Stored rows:

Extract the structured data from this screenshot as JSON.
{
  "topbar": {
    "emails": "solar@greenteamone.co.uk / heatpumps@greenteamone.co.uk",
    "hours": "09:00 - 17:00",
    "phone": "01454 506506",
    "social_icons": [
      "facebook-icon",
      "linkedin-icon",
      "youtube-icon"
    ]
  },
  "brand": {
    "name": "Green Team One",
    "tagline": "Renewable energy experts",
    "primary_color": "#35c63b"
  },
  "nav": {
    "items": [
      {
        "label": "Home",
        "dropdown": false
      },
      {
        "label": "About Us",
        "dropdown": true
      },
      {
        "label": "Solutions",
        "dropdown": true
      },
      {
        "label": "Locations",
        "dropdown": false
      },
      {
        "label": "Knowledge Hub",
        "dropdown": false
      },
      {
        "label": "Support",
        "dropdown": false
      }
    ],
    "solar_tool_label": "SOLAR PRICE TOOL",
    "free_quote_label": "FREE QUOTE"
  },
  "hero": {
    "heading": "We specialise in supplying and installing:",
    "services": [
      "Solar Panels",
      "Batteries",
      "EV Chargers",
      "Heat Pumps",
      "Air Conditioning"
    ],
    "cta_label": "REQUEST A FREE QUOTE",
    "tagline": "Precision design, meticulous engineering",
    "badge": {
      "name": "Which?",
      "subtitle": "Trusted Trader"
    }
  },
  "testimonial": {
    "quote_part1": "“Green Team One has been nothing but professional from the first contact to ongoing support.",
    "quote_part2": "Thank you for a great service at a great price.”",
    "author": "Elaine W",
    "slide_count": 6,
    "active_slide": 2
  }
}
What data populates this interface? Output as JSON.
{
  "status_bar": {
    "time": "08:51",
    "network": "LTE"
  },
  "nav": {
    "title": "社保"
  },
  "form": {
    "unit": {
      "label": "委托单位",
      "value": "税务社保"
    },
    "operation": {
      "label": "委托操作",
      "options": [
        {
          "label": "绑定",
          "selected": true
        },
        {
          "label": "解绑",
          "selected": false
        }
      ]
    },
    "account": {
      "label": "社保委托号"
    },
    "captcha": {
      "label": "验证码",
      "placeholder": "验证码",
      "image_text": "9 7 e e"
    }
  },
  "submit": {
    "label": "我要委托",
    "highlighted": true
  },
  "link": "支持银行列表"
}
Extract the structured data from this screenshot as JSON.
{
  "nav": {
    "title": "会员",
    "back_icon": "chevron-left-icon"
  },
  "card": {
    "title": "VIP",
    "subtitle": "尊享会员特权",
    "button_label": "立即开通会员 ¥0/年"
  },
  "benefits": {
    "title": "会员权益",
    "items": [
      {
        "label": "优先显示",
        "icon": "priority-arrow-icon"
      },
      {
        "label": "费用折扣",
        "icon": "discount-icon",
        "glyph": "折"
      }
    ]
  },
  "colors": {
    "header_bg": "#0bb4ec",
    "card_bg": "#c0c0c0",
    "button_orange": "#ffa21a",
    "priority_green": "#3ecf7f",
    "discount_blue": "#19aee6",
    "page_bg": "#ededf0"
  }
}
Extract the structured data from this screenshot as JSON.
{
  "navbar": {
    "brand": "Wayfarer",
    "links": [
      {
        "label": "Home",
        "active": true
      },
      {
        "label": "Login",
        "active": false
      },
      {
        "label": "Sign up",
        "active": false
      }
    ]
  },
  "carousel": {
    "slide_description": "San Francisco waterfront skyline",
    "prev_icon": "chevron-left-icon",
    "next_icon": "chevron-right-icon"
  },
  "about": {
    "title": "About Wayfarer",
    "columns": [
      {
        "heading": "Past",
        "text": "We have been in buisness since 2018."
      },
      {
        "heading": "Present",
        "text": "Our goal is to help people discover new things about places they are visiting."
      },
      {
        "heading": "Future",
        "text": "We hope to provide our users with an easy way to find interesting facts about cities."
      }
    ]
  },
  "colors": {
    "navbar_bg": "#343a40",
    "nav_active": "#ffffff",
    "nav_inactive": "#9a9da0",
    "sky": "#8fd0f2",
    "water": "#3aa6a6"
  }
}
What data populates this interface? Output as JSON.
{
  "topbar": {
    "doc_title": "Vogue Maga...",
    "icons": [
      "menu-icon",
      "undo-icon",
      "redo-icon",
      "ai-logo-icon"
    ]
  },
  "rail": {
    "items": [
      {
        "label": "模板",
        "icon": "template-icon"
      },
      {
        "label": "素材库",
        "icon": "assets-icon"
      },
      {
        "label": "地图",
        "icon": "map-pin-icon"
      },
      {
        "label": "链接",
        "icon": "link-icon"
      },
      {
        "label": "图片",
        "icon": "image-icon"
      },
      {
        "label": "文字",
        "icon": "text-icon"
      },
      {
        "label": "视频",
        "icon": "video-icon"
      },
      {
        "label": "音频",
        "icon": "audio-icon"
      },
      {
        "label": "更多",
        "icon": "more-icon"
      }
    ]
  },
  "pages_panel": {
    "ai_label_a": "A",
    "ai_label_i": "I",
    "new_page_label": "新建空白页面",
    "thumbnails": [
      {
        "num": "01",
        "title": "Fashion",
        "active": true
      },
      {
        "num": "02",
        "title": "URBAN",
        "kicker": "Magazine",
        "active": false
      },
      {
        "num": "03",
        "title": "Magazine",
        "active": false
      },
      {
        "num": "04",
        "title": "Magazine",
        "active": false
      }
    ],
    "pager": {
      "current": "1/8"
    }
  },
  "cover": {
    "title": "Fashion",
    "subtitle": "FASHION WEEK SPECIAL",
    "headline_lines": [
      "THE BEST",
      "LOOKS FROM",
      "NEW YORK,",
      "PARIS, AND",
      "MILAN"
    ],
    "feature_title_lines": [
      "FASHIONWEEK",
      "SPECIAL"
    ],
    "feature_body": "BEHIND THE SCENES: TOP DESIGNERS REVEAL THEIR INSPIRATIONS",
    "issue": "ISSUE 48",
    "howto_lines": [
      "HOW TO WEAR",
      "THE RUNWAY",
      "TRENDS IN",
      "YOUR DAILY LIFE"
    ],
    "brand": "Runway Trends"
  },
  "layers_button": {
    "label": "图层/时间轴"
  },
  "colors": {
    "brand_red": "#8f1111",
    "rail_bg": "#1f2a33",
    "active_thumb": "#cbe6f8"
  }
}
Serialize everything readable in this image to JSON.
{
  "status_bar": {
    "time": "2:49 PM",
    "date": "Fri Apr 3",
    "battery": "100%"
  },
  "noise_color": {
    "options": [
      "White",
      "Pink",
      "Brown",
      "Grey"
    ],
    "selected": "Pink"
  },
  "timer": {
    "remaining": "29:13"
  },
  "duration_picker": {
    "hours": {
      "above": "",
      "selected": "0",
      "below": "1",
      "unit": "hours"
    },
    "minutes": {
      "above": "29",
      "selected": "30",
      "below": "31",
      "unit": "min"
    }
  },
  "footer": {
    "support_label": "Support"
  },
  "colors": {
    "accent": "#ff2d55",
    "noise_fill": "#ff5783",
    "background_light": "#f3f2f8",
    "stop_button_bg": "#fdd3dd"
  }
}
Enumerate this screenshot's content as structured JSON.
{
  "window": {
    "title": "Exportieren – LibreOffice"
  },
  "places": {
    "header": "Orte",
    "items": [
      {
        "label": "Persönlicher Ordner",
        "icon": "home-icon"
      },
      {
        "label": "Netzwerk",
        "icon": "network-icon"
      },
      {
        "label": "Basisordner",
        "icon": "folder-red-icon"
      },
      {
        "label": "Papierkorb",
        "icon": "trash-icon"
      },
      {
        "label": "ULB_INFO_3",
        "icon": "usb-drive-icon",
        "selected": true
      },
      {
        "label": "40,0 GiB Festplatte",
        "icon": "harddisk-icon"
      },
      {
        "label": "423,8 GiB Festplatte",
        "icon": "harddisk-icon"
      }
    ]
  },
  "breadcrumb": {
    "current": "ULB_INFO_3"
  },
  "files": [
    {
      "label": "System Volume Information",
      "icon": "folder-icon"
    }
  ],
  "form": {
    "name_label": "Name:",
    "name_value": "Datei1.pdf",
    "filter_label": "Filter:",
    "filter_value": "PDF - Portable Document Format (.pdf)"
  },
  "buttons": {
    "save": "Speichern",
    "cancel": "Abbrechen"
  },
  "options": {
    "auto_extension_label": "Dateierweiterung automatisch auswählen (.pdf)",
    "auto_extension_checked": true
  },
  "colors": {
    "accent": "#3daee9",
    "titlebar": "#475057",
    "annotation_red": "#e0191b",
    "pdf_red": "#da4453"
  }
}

Directions:
In the listing above, locate each line with "FREE" and copy it.

Task solution:
    "free_quote_label": "FREE QUOTE"
    "cta_label": "REQUEST A FREE QUOTE",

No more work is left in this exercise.